# Exercise goal:
What follows is a listing; give it again exactly, in its entirety.

^^^^^^^^^^^^^^^^

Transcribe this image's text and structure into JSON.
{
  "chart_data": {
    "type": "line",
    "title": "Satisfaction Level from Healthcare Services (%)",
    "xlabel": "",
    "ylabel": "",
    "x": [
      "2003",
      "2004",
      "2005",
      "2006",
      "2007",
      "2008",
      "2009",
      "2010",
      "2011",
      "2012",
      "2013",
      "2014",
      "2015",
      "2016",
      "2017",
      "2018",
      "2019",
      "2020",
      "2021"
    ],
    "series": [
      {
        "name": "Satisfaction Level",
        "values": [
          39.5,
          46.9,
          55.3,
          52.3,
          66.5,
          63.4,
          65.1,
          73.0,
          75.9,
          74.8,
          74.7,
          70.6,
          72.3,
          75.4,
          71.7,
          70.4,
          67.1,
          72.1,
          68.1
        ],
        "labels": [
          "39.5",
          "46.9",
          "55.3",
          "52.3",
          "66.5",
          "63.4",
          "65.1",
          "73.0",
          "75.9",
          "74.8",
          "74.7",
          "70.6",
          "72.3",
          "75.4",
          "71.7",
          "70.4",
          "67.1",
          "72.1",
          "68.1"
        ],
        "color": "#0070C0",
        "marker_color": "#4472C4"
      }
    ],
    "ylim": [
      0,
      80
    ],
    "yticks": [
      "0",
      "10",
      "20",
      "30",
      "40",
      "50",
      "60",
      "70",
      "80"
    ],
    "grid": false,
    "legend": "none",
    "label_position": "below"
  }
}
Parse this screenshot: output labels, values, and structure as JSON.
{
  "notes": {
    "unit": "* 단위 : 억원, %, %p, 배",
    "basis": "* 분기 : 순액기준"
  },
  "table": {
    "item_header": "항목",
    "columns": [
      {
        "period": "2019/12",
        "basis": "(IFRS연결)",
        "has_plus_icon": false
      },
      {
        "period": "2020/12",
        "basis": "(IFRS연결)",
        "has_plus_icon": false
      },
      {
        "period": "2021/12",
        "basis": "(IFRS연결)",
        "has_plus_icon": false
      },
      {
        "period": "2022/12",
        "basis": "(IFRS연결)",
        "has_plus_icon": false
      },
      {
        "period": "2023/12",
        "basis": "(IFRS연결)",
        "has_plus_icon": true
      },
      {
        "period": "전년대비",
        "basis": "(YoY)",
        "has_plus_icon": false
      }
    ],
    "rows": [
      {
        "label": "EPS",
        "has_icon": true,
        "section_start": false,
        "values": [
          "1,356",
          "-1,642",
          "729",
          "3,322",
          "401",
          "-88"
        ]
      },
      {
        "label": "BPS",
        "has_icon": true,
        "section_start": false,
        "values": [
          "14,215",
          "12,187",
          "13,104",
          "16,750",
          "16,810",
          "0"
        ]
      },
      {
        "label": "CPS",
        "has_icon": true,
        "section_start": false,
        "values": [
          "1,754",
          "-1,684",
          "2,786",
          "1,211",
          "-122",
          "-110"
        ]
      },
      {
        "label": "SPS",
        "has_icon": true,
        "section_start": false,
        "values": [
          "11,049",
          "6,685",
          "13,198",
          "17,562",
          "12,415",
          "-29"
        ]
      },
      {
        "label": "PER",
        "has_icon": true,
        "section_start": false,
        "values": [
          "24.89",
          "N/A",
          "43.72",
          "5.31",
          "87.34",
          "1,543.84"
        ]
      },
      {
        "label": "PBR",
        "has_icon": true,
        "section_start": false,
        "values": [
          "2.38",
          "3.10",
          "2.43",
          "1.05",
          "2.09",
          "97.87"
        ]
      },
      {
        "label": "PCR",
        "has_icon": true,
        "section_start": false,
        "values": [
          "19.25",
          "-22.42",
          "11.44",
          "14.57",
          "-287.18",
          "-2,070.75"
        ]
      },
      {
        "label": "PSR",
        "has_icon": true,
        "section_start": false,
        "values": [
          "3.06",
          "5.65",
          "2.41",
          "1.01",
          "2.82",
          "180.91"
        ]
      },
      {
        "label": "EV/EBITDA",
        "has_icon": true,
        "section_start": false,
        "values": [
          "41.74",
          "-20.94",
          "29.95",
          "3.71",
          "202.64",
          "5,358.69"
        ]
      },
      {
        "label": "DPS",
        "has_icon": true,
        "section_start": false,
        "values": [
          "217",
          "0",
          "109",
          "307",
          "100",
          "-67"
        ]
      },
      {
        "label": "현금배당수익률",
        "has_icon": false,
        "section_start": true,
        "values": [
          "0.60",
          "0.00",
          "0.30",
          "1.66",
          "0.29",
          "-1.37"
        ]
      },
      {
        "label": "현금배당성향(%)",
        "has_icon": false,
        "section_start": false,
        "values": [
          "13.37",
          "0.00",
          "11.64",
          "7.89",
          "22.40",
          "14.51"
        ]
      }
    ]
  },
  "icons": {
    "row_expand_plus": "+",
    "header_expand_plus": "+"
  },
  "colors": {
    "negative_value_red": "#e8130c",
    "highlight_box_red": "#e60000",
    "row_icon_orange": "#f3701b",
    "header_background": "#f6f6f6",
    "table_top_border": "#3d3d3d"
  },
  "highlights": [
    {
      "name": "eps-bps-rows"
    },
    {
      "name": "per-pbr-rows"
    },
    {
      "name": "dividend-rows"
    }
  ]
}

^^^^^^^^^^^^^^^^

# Solved problem:
Transcribe this image's text and structure into JSON.
{
  "chart_data": {
    "type": "line",
    "title": "Satisfaction Level from Healthcare Services (%)",
    "xlabel": "",
    "ylabel": "",
    "x": [
      "2003",
      "2004",
      "2005",
      "2006",
      "2007",
      "2008",
      "2009",
      "2010",
      "2011",
      "2012",
      "2013",
      "2014",
      "2015",
      "2016",
      "2017",
      "2018",
      "2019",
      "2020",
      "2021"
    ],
    "series": [
      {
        "name": "Satisfaction Level",
        "values": [
          39.5,
          46.9,
          55.3,
          52.3,
          66.5,
          63.4,
          65.1,
          73.0,
          75.9,
          74.8,
          74.7,
          70.6,
          72.3,
          75.4,
          71.7,
          70.4,
          67.1,
          72.1,
          68.1
        ],
        "labels": [
          "39.5",
          "46.9",
          "55.3",
          "52.3",
          "66.5",
          "63.4",
          "65.1",
          "73.0",
          "75.9",
          "74.8",
          "74.7",
          "70.6",
          "72.3",
          "75.4",
          "71.7",
          "70.4",
          "67.1",
          "72.1",
          "68.1"
        ],
        "color": "#0070C0",
        "marker_color": "#4472C4"
      }
    ],
    "ylim": [
      0,
      80
    ],
    "yticks": [
      "0",
      "10",
      "20",
      "30",
      "40",
      "50",
      "60",
      "70",
      "80"
    ],
    "grid": false,
    "legend": "none",
    "label_position": "below"
  }
}
Parse this screenshot: output labels, values, and structure as JSON.
{
  "notes": {
    "unit": "* 단위 : 억원, %, %p, 배",
    "basis": "* 분기 : 순액기준"
  },
  "table": {
    "item_header": "항목",
    "columns": [
      {
        "period": "2019/12",
        "basis": "(IFRS연결)",
        "has_plus_icon": false
      },
      {
        "period": "2020/12",
        "basis": "(IFRS연결)",
        "has_plus_icon": false
      },
      {
        "period": "2021/12",
        "basis": "(IFRS연결)",
        "has_plus_icon": false
      },
      {
        "period": "2022/12",
        "basis": "(IFRS연결)",
        "has_plus_icon": false
      },
      {
        "period": "2023/12",
        "basis": "(IFRS연결)",
        "has_plus_icon": true
      },
      {
        "period": "전년대비",
        "basis": "(YoY)",
        "has_plus_icon": false
      }
    ],
    "rows": [
      {
        "label": "EPS",
        "has_icon": true,
        "section_start": false,
        "values": [
          "1,356",
          "-1,642",
          "729",
          "3,322",
          "401",
          "-88"
        ]
      },
      {
        "label": "BPS",
        "has_icon": true,
        "section_start": false,
        "values": [
          "14,215",
          "12,187",
          "13,104",
          "16,750",
          "16,810",
          "0"
        ]
      },
      {
        "label": "CPS",
        "has_icon": true,
        "section_start": false,
        "values": [
          "1,754",
          "-1,684",
          "2,786",
          "1,211",
          "-122",
          "-110"
        ]
      },
      {
        "label": "SPS",
        "has_icon": true,
        "section_start": false,
        "values": [
          "11,049",
          "6,685",
          "13,198",
          "17,562",
          "12,415",
          "-29"
        ]
      },
      {
        "label": "PER",
        "has_icon": true,
        "section_start": false,
        "values": [
          "24.89",
          "N/A",
          "43.72",
          "5.31",
          "87.34",
          "1,543.84"
        ]
      },
      {
        "label": "PBR",
        "has_icon": true,
        "section_start": false,
        "values": [
          "2.38",
          "3.10",
          "2.43",
          "1.05",
          "2.09",
          "97.87"
        ]
      },
      {
        "label": "PCR",
        "has_icon": true,
        "section_start": false,
        "values": [
          "19.25",
          "-22.42",
          "11.44",
          "14.57",
          "-287.18",
          "-2,070.75"
        ]
      },
      {
        "label": "PSR",
        "has_icon": true,
        "section_start": false,
        "values": [
          "3.06",
          "5.65",
          "2.41",
          "1.01",
          "2.82",
          "180.91"
        ]
      },
      {
        "label": "EV/EBITDA",
        "has_icon": true,
        "section_start": false,
        "values": [
          "41.74",
          "-20.94",
          "29.95",
          "3.71",
          "202.64",
          "5,358.69"
        ]
      },
      {
        "label": "DPS",
        "has_icon": true,
        "section_start": false,
        "values": [
          "217",
          "0",
          "109",
          "307",
          "100",
          "-67"
        ]
      },
      {
        "label": "현금배당수익률",
        "has_icon": false,
        "section_start": true,
        "values": [
          "0.60",
          "0.00",
          "0.30",
          "1.66",
          "0.29",
          "-1.37"
        ]
      },
      {
        "label": "현금배당성향(%)",
        "has_icon": false,
        "section_start": false,
        "values": [
          "13.37",
          "0.00",
          "11.64",
          "7.89",
          "22.40",
          "14.51"
        ]
      }
    ]
  },
  "icons": {
    "row_expand_plus": "+",
    "header_expand_plus": "+"
  },
  "colors": {
    "negative_value_red": "#e8130c",
    "highlight_box_red": "#e60000",
    "row_icon_orange": "#f3701b",
    "header_background": "#f6f6f6",
    "table_top_border": "#3d3d3d"
  },
  "highlights": [
    {
      "name": "eps-bps-rows"
    },
    {
      "name": "per-pbr-rows"
    },
    {
      "name": "dividend-rows"
    }
  ]
}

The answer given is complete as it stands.